• _Provided records_:
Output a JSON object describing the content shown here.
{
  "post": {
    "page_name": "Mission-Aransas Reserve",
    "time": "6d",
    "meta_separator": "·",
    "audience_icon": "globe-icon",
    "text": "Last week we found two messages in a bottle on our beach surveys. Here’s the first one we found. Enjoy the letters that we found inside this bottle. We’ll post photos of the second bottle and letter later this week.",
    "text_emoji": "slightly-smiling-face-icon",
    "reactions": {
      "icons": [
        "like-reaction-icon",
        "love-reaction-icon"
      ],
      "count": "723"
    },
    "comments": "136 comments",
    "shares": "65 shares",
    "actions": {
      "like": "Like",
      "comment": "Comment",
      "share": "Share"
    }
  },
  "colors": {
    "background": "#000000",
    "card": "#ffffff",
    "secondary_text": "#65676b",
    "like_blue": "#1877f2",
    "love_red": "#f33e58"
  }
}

• _Given exercise_: Report all lines of the data that include the word "post".

• _Solution to the problem_:
  "post": {
    "text": "Last week we found two messages in a bottle on our beach surveys. Here’s the first one we found. Enjoy the letters that we found inside this bottle. We’ll post photos of the second bottle and letter later this week.",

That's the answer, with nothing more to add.